## Task input
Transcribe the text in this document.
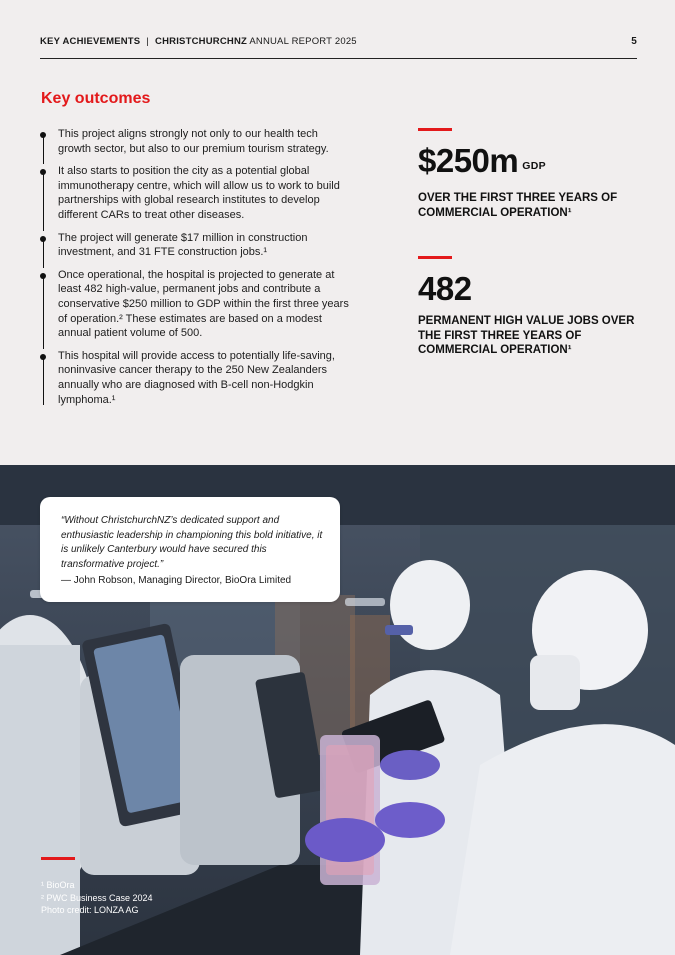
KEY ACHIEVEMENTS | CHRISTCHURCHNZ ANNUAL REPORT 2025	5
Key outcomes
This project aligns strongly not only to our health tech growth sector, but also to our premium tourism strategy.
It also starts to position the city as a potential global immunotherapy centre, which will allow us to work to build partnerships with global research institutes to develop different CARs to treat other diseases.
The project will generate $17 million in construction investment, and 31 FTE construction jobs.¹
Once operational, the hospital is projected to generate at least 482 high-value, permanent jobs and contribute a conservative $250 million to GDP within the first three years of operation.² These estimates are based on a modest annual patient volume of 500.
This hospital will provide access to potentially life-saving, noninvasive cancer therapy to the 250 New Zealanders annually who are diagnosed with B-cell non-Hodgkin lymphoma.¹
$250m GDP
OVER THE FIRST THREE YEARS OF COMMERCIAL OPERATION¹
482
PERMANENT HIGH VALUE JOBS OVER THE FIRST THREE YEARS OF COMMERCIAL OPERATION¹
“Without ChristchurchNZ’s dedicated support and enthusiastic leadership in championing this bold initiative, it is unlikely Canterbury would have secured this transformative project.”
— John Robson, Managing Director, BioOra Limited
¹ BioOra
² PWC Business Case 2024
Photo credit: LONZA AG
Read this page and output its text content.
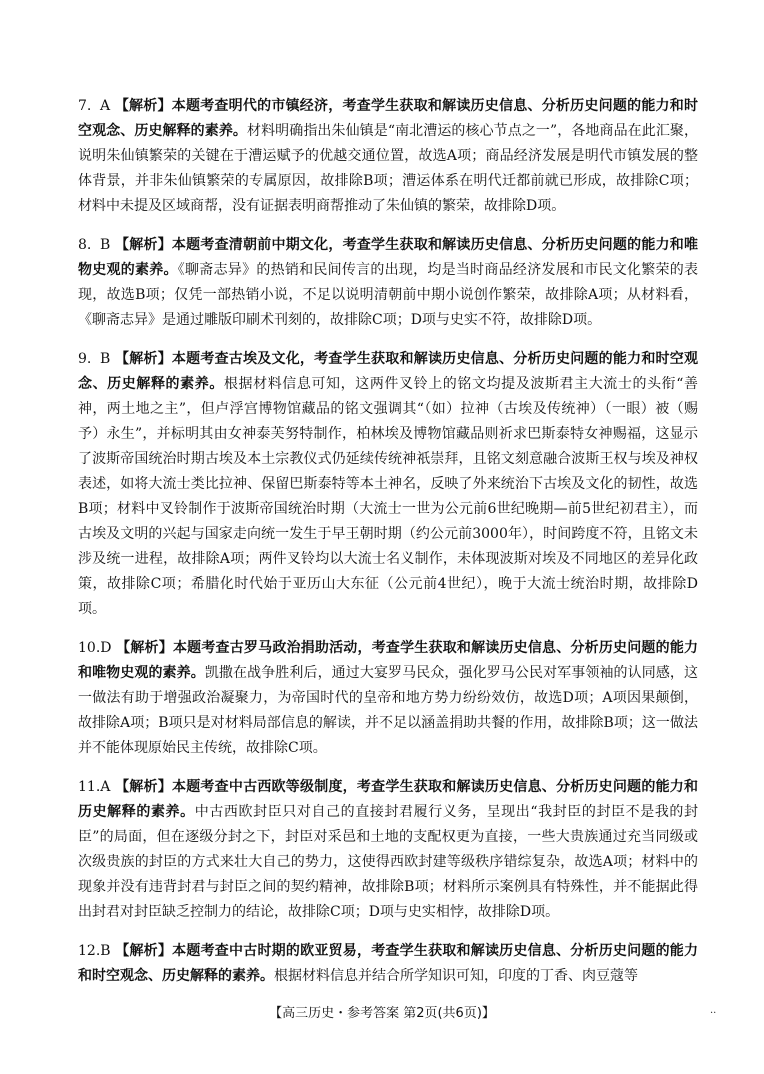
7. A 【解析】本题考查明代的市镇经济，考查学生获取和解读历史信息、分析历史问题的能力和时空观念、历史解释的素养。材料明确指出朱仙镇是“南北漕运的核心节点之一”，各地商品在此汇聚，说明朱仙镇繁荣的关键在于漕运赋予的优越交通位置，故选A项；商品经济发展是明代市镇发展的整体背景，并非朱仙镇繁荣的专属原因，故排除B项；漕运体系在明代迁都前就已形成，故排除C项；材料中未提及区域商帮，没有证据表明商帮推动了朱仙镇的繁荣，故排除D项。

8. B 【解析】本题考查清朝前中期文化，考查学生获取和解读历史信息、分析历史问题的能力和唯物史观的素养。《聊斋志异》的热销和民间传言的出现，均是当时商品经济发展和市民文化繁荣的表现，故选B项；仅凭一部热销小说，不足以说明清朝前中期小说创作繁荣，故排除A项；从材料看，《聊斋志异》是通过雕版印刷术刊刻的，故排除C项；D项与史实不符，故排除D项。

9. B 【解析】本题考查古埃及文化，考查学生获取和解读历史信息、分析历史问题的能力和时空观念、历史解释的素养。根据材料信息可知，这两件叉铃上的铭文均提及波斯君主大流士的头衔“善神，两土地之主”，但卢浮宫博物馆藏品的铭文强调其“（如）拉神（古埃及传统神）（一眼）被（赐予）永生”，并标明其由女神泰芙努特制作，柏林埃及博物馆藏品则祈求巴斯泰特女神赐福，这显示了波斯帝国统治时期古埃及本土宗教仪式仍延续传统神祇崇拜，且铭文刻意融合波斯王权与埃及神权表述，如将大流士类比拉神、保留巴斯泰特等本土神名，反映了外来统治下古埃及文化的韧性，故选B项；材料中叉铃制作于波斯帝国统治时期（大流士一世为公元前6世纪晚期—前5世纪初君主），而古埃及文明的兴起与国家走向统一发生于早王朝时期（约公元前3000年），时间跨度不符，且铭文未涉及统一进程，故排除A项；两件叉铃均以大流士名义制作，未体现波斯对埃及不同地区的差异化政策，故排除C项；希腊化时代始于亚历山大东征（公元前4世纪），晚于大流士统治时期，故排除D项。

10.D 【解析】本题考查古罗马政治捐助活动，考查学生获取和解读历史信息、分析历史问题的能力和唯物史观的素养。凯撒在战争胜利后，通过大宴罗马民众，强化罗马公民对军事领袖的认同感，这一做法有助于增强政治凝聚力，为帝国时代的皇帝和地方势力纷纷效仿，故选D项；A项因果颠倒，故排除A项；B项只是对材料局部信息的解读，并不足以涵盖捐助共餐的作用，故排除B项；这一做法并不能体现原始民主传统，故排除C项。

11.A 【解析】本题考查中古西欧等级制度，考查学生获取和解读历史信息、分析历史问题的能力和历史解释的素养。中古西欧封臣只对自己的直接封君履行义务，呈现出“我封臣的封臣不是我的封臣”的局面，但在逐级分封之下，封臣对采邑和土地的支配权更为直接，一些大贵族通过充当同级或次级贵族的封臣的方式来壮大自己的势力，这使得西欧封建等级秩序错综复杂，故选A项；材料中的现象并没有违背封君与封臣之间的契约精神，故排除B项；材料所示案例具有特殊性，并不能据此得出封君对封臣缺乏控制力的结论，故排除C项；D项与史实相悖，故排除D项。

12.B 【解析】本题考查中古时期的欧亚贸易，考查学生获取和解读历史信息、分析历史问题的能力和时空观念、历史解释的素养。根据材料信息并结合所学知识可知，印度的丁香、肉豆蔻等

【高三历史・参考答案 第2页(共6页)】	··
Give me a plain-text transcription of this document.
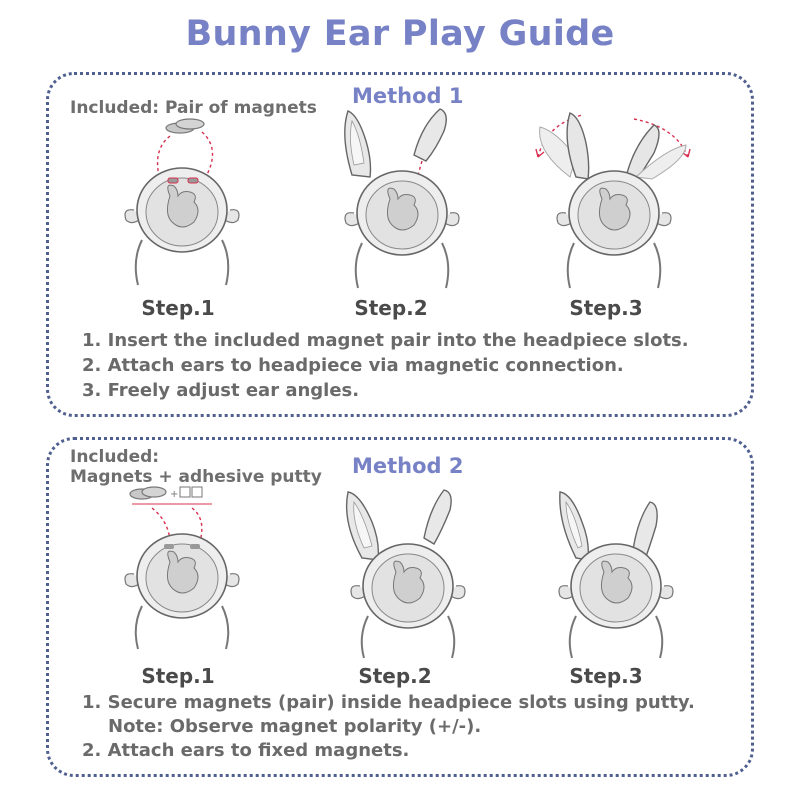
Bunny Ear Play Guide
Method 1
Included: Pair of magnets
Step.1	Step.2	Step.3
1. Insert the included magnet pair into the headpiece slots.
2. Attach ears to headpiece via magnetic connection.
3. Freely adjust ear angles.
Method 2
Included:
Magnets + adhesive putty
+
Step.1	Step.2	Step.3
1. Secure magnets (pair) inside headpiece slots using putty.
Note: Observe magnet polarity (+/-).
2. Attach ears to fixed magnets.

## Instructions to follow
Write out exactly the lines from the one that contains "Give me a plain-text" through the last line of the data above, both included. Leave every picture out.

## Complete output
Give me a plain-text transcription of this document.
Bunny Ear Play Guide
Method 1
Included: Pair of magnets
Step.1	Step.2	Step.3
1. Insert the included magnet pair into the headpiece slots.
2. Attach ears to headpiece via magnetic connection.
3. Freely adjust ear angles.
Method 2
Included:
Magnets + adhesive putty
+
Step.1	Step.2	Step.3
1. Secure magnets (pair) inside headpiece slots using putty.
Note: Observe magnet polarity (+/-).
2. Attach ears to fixed magnets.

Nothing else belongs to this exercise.